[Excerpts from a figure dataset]
━━━
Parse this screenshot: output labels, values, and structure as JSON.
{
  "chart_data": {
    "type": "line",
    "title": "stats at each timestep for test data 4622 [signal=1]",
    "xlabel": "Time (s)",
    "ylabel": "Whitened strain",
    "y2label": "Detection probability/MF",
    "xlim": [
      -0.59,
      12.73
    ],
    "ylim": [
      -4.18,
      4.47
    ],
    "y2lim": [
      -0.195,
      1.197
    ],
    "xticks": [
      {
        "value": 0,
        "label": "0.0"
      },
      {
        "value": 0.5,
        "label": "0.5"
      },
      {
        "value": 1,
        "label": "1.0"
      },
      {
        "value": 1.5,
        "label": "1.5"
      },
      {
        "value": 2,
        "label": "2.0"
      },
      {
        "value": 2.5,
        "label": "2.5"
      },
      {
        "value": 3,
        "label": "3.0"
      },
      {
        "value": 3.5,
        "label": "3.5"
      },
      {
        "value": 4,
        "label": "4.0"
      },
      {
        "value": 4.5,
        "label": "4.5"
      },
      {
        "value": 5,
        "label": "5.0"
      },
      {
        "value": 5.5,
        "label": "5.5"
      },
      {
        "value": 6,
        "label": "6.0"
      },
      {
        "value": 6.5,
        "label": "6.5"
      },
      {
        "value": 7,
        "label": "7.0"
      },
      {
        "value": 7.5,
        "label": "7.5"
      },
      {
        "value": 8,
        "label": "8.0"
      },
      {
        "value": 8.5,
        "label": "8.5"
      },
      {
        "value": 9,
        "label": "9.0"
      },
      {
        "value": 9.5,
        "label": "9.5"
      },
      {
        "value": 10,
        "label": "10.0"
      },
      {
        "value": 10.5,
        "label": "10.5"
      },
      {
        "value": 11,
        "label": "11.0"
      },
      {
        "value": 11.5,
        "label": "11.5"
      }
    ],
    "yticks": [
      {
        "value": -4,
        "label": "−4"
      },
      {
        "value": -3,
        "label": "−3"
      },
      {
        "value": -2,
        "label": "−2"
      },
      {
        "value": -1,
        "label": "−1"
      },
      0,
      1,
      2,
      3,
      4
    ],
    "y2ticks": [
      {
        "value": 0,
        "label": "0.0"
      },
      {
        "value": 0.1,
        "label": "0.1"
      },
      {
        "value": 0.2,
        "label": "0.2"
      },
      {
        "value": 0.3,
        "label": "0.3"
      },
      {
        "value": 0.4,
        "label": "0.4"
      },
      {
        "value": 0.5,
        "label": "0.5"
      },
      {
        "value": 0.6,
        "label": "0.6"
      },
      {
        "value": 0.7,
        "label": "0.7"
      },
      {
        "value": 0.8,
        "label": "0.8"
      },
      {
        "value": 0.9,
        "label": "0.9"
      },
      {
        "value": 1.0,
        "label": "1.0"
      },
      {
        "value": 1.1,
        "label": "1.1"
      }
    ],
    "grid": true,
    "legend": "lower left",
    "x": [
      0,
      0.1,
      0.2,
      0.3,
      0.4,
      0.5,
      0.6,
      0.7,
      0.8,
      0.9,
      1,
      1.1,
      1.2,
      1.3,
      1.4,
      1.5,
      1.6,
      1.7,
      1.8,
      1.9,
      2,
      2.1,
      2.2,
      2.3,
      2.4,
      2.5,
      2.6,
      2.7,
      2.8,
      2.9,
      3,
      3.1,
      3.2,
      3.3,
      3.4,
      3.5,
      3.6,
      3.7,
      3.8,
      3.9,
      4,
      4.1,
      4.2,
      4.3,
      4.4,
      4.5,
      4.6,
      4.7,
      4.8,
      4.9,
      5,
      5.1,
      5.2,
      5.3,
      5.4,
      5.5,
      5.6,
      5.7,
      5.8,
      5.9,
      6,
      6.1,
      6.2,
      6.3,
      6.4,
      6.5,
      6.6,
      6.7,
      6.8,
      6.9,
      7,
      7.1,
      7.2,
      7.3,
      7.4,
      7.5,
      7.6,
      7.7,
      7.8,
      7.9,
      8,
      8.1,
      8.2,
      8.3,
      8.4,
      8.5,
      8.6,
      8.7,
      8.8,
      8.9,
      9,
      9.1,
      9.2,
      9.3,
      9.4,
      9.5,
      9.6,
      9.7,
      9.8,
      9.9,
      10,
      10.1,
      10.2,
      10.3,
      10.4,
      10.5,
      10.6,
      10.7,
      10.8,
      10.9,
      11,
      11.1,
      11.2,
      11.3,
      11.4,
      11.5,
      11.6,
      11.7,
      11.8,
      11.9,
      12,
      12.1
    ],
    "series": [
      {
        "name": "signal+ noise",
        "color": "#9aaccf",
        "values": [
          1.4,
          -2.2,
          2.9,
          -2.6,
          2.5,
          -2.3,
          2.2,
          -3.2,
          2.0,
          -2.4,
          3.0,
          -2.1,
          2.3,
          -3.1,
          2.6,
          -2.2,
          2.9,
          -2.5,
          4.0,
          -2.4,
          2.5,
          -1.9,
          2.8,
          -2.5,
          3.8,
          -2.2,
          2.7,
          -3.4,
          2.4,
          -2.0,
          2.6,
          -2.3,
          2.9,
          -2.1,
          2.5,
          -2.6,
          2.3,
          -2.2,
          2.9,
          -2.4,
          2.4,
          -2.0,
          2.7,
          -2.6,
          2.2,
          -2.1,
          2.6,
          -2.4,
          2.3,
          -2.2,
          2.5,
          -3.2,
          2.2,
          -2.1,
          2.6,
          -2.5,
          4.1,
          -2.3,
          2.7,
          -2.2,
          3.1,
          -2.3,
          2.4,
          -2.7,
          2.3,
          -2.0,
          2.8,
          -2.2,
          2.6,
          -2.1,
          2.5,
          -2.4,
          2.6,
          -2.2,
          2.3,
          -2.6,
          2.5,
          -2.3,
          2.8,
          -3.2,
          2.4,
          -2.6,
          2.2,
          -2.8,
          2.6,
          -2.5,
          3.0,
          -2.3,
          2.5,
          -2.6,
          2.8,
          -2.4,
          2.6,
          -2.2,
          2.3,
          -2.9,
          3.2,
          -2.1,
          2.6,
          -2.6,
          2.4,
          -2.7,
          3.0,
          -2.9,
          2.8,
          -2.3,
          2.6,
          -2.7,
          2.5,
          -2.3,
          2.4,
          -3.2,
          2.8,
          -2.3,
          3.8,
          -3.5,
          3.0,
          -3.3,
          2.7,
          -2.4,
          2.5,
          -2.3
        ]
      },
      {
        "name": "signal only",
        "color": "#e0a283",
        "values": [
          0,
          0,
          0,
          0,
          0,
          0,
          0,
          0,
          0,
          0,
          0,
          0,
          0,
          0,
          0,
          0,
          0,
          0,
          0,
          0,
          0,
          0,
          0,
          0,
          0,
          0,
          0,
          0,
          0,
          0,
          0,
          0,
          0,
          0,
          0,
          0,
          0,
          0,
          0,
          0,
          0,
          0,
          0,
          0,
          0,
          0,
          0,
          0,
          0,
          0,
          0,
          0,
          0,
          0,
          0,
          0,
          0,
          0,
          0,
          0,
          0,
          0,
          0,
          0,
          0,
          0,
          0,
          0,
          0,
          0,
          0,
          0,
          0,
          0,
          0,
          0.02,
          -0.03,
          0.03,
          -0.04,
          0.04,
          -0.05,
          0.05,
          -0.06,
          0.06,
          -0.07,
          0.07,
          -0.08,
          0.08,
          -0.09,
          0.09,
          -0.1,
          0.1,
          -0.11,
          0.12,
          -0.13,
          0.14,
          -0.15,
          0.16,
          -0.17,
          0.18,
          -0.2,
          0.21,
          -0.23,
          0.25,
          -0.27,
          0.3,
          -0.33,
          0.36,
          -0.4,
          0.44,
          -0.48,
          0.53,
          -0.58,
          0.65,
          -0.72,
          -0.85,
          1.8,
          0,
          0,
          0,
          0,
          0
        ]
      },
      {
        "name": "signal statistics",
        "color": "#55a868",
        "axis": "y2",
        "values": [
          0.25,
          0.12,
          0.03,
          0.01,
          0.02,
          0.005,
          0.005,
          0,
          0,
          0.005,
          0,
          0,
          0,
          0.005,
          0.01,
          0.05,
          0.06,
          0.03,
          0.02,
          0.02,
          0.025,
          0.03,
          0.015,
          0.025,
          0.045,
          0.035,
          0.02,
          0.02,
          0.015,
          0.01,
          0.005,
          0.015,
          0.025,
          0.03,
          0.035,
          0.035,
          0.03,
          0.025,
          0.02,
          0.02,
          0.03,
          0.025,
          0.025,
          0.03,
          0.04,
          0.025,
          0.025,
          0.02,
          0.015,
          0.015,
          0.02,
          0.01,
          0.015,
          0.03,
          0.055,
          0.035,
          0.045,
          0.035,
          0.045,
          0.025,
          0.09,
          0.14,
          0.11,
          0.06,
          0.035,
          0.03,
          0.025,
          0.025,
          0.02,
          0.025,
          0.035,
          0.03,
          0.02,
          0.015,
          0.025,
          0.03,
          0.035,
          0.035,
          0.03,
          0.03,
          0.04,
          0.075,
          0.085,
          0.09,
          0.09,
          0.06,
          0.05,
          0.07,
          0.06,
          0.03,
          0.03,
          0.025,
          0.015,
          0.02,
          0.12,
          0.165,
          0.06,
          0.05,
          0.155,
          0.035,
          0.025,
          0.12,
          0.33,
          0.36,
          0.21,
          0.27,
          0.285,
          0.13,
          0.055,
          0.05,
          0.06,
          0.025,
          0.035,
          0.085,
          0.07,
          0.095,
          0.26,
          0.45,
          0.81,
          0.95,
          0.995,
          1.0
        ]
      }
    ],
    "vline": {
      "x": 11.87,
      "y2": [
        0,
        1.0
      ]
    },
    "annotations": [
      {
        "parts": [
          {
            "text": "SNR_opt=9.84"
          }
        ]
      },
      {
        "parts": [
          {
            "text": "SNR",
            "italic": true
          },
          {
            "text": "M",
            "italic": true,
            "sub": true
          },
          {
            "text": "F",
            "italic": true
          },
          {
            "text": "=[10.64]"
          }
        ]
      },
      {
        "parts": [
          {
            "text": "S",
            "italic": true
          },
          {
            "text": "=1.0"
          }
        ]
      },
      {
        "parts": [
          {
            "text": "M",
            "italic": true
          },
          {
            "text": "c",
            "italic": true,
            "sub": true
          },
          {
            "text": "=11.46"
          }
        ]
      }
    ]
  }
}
━━━
• Required task: Find the string "color" in the listing and return every line that holds it.

• Correct response:
        "color": "#9aaccf",
        "color": "#e0a283",
        "color": "#55a868",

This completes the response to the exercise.